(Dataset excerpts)
************

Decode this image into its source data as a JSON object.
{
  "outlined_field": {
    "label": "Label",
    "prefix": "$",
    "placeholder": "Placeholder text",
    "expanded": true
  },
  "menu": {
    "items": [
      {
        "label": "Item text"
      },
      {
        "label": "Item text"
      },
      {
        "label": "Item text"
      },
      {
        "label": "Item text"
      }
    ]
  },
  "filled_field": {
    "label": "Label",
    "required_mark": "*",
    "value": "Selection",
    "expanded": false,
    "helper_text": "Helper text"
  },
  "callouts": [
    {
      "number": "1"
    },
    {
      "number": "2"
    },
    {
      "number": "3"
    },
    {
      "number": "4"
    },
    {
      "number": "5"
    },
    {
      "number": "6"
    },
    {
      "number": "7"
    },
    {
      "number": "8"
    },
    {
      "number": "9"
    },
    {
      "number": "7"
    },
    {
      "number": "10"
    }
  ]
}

************

**EXERCISE BRIEF:**
Quote each line above in full, word for word.

**WORKED ANSWER:**
Decode this image into its source data as a JSON object.
{
  "outlined_field": {
    "label": "Label",
    "prefix": "$",
    "placeholder": "Placeholder text",
    "expanded": true
  },
  "menu": {
    "items": [
      {
        "label": "Item text"
      },
      {
        "label": "Item text"
      },
      {
        "label": "Item text"
      },
      {
        "label": "Item text"
      }
    ]
  },
  "filled_field": {
    "label": "Label",
    "required_mark": "*",
    "value": "Selection",
    "expanded": false,
    "helper_text": "Helper text"
  },
  "callouts": [
    {
      "number": "1"
    },
    {
      "number": "2"
    },
    {
      "number": "3"
    },
    {
      "number": "4"
    },
    {
      "number": "5"
    },
    {
      "number": "6"
    },
    {
      "number": "7"
    },
    {
      "number": "8"
    },
    {
      "number": "9"
    },
    {
      "number": "7"
    },
    {
      "number": "10"
    }
  ]
}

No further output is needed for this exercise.